*What the exercise asks:*
Report only the number of lines in the records that contain the word "this".

────

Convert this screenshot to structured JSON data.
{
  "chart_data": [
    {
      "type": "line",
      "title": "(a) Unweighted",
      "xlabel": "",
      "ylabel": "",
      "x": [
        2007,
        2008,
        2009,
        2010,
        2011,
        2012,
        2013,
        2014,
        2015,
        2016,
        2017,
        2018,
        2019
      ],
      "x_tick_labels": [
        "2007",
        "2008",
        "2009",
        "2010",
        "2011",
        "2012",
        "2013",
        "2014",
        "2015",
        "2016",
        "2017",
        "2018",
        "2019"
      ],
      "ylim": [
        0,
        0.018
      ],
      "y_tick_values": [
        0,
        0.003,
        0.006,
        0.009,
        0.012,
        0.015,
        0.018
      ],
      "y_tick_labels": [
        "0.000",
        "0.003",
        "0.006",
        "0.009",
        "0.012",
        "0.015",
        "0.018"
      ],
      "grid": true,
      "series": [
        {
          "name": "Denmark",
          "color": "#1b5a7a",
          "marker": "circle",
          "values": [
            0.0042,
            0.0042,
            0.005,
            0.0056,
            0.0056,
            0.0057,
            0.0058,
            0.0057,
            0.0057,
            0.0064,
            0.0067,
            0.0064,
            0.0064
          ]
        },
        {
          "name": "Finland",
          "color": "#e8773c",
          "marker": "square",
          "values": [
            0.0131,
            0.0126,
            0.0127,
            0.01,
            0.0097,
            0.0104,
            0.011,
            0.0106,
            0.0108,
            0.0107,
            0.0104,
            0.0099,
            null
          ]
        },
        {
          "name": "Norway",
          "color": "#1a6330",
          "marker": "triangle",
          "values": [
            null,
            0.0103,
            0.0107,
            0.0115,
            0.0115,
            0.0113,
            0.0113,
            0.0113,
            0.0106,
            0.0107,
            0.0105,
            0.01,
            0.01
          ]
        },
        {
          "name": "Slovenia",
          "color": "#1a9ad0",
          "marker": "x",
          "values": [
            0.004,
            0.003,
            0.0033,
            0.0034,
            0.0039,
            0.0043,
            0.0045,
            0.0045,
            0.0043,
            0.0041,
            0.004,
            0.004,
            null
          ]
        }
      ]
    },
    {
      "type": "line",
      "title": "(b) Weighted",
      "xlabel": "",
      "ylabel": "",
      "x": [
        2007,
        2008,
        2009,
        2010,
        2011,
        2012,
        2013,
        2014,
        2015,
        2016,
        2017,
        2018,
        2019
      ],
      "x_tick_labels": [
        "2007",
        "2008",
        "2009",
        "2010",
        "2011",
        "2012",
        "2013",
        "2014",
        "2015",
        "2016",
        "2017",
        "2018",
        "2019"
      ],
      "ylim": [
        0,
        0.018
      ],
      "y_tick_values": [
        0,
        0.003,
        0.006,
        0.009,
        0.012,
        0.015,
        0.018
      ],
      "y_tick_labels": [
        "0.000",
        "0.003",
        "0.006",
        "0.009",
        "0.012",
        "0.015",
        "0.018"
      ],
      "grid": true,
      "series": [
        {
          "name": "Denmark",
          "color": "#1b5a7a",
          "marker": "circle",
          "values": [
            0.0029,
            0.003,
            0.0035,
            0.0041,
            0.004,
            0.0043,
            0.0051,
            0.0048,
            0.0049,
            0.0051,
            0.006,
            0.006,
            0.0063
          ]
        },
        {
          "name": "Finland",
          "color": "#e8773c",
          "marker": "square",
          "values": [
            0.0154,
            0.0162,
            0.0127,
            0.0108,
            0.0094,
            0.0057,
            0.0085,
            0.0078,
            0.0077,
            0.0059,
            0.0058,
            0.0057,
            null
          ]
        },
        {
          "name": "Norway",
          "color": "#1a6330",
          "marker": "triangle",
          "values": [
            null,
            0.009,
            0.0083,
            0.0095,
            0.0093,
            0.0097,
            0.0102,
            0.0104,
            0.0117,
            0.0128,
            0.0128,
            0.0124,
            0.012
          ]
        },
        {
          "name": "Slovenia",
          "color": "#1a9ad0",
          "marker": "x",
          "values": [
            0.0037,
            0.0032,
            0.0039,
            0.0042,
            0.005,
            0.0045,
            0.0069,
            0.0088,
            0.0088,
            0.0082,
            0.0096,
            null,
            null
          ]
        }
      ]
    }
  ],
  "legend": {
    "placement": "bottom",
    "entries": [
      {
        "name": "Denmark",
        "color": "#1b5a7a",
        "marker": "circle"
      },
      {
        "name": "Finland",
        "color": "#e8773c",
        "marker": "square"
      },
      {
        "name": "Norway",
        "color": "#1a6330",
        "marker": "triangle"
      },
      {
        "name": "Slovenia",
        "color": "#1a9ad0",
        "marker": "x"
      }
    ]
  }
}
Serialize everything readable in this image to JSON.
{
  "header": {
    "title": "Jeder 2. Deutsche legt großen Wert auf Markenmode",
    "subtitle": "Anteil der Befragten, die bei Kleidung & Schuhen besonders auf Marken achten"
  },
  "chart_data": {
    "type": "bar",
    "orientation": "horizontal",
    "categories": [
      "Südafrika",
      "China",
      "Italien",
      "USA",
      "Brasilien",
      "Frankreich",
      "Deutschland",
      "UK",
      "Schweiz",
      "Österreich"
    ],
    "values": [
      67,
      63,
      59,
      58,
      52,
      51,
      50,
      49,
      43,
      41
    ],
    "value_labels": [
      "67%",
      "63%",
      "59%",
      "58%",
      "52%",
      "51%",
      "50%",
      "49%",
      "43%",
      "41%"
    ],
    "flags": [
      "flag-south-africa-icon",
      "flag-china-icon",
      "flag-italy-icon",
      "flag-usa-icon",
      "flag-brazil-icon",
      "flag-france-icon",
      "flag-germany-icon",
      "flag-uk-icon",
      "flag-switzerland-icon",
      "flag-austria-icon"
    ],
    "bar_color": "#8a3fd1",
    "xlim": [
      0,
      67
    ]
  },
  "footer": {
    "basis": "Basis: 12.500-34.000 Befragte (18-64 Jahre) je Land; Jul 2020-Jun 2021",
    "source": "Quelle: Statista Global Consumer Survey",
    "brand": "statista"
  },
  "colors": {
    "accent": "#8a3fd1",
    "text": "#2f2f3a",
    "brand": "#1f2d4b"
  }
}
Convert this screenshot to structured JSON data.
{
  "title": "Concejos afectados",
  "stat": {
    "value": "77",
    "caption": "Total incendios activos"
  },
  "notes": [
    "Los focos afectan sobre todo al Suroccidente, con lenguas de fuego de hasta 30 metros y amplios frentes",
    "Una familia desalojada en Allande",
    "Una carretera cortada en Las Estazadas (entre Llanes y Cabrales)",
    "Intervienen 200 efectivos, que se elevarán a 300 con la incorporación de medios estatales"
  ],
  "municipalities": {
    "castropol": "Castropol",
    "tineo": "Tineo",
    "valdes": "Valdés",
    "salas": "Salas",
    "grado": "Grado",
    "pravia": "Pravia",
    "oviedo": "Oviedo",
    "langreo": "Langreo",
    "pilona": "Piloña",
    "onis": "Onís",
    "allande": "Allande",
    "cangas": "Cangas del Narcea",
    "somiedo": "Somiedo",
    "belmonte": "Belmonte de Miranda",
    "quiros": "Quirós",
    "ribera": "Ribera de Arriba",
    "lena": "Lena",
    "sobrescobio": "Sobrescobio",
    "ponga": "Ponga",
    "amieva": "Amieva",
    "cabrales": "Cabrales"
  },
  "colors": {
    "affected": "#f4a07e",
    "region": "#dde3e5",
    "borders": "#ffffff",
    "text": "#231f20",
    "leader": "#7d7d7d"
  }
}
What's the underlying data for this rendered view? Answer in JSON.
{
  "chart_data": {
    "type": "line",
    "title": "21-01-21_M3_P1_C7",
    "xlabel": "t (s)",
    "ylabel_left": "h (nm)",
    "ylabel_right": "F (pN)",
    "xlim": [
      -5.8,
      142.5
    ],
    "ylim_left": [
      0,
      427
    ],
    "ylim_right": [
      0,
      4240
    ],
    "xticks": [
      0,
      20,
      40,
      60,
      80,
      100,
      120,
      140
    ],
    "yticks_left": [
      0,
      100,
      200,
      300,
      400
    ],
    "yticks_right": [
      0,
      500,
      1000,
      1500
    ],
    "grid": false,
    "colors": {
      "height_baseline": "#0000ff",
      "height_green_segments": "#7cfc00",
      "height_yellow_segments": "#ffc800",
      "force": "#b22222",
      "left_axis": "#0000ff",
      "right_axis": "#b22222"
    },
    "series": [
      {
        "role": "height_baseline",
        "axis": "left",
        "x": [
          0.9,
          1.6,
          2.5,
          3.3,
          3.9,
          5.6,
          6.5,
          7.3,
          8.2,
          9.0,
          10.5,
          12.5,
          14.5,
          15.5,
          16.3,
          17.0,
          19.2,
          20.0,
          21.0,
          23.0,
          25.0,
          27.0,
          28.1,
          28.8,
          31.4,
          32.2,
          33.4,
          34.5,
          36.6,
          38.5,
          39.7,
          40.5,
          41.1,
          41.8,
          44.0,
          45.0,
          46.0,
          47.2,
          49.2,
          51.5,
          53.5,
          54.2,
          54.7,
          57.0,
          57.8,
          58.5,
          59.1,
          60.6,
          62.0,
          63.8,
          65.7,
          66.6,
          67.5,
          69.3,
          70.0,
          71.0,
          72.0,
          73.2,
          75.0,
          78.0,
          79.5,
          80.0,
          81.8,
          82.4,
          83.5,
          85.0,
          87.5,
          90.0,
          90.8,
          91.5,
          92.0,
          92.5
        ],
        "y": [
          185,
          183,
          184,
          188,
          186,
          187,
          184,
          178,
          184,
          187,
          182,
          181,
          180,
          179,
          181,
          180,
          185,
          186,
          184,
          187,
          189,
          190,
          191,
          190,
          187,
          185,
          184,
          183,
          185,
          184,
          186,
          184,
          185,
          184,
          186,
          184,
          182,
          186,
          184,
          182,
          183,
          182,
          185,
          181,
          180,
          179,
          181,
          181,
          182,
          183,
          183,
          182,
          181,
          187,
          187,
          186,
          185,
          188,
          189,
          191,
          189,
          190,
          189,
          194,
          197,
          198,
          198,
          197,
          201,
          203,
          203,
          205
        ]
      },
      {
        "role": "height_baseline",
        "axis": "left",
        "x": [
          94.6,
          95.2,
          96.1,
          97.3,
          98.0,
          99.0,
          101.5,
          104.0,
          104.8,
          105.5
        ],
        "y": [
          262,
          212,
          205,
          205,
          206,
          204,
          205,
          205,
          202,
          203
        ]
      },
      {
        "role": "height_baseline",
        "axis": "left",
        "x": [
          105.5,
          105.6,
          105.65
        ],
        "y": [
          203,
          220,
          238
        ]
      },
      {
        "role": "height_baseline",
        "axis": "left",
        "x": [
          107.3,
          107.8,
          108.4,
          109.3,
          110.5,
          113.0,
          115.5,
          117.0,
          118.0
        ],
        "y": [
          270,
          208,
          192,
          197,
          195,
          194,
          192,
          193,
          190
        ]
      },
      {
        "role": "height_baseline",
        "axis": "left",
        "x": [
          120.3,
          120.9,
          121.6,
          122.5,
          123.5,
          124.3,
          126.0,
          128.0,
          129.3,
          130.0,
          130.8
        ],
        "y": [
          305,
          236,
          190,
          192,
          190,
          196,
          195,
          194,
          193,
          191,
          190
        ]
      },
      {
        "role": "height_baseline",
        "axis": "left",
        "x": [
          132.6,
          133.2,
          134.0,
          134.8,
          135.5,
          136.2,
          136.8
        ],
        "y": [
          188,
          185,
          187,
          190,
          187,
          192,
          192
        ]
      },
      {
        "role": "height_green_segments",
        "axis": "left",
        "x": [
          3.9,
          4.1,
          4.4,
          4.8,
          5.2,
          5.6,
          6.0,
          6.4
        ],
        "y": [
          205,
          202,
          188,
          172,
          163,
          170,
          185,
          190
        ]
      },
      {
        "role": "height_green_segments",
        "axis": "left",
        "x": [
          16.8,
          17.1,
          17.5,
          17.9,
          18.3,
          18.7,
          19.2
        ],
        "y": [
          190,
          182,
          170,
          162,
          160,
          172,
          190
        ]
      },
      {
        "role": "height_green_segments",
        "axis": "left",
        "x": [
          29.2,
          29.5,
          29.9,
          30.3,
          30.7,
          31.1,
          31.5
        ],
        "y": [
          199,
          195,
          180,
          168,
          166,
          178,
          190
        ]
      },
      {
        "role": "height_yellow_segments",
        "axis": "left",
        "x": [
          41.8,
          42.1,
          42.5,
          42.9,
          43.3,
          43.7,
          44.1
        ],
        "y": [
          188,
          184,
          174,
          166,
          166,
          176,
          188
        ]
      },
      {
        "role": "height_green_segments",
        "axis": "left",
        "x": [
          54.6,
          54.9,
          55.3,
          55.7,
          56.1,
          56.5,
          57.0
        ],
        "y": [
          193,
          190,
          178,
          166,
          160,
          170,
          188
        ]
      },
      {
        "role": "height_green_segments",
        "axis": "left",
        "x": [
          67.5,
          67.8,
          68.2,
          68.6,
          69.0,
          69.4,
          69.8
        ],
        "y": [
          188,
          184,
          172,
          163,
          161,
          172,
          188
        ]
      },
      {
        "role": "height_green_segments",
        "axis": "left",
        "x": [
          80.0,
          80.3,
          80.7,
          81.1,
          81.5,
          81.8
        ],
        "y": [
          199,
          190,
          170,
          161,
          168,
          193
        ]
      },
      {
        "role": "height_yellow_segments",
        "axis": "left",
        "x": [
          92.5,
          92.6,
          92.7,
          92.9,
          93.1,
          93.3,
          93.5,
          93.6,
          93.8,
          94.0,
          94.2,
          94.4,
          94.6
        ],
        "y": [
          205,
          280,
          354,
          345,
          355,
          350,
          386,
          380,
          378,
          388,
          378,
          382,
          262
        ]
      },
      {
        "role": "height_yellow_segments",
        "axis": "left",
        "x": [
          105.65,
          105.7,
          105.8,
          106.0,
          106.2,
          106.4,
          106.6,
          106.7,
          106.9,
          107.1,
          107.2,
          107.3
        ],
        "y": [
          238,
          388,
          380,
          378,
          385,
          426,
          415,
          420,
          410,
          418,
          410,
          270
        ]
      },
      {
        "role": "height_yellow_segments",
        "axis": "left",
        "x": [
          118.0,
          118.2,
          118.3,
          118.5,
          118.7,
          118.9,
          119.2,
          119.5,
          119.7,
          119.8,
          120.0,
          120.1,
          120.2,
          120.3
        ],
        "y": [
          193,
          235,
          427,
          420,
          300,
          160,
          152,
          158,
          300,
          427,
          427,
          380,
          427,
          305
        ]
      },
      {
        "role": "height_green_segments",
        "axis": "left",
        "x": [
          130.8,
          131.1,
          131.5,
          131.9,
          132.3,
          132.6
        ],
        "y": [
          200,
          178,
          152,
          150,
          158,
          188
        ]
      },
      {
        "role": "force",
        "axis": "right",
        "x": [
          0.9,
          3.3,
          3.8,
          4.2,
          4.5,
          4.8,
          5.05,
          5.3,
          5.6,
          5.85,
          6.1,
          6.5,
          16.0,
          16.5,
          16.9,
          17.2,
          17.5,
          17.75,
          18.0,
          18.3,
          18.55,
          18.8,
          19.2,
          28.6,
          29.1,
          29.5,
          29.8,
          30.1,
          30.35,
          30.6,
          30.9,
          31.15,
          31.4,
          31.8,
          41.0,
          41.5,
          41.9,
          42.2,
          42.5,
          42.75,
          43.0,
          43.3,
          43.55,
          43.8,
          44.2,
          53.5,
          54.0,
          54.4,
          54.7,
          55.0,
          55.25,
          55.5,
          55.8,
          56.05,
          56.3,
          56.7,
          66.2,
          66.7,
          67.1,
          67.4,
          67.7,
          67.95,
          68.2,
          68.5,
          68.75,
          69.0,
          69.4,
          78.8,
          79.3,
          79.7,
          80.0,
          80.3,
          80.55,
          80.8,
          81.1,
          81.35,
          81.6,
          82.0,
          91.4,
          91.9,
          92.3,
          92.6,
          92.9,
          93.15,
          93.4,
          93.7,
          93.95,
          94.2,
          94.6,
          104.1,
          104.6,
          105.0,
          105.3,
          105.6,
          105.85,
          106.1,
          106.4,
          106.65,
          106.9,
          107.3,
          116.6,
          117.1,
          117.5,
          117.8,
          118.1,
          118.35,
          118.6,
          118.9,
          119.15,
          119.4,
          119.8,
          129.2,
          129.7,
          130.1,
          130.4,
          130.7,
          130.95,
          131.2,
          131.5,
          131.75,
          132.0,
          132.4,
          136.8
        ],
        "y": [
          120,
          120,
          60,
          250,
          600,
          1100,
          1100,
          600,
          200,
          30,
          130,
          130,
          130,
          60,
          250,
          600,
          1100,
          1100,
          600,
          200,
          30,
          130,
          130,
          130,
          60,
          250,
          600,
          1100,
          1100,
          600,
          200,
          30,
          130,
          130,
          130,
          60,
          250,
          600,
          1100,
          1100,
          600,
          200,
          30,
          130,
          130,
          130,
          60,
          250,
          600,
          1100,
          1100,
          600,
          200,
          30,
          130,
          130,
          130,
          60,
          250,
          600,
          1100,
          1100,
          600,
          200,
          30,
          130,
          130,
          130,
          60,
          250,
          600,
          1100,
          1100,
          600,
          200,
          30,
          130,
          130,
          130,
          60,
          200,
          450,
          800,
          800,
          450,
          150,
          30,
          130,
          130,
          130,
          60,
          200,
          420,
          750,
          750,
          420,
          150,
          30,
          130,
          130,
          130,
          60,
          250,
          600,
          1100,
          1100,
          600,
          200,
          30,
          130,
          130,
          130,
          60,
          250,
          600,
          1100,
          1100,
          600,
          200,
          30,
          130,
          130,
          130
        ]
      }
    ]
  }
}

────

*Answer:*
4